(Dataset listings of figures)
# # # # #

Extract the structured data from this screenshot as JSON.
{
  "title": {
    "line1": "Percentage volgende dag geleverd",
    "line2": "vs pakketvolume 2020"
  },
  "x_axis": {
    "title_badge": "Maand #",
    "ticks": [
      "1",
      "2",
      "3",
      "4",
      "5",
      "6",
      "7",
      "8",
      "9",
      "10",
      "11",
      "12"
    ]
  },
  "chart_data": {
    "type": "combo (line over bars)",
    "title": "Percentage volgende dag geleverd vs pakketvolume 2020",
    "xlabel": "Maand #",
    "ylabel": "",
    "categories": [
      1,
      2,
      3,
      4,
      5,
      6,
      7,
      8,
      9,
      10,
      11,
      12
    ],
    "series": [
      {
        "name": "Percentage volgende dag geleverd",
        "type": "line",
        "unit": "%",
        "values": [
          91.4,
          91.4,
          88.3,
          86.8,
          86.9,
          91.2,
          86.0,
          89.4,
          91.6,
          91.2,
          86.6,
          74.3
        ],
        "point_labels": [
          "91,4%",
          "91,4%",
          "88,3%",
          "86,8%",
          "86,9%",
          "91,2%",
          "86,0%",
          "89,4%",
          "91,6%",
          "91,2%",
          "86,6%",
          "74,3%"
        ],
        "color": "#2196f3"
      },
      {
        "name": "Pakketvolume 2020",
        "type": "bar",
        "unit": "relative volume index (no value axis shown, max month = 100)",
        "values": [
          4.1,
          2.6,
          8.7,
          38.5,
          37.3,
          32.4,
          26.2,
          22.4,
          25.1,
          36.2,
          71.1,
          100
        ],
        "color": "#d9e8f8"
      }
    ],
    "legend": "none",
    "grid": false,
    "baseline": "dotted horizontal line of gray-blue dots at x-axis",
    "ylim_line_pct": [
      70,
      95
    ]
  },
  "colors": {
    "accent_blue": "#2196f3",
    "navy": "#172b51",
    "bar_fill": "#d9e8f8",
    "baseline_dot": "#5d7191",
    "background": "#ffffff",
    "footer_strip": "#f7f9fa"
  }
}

# # # # #

■ **Exercise**
Where a line above contains the word "name", copy that line.

■ **Result of this task**
        "name": "Percentage volgende dag geleverd",
        "name": "Pakketvolume 2020",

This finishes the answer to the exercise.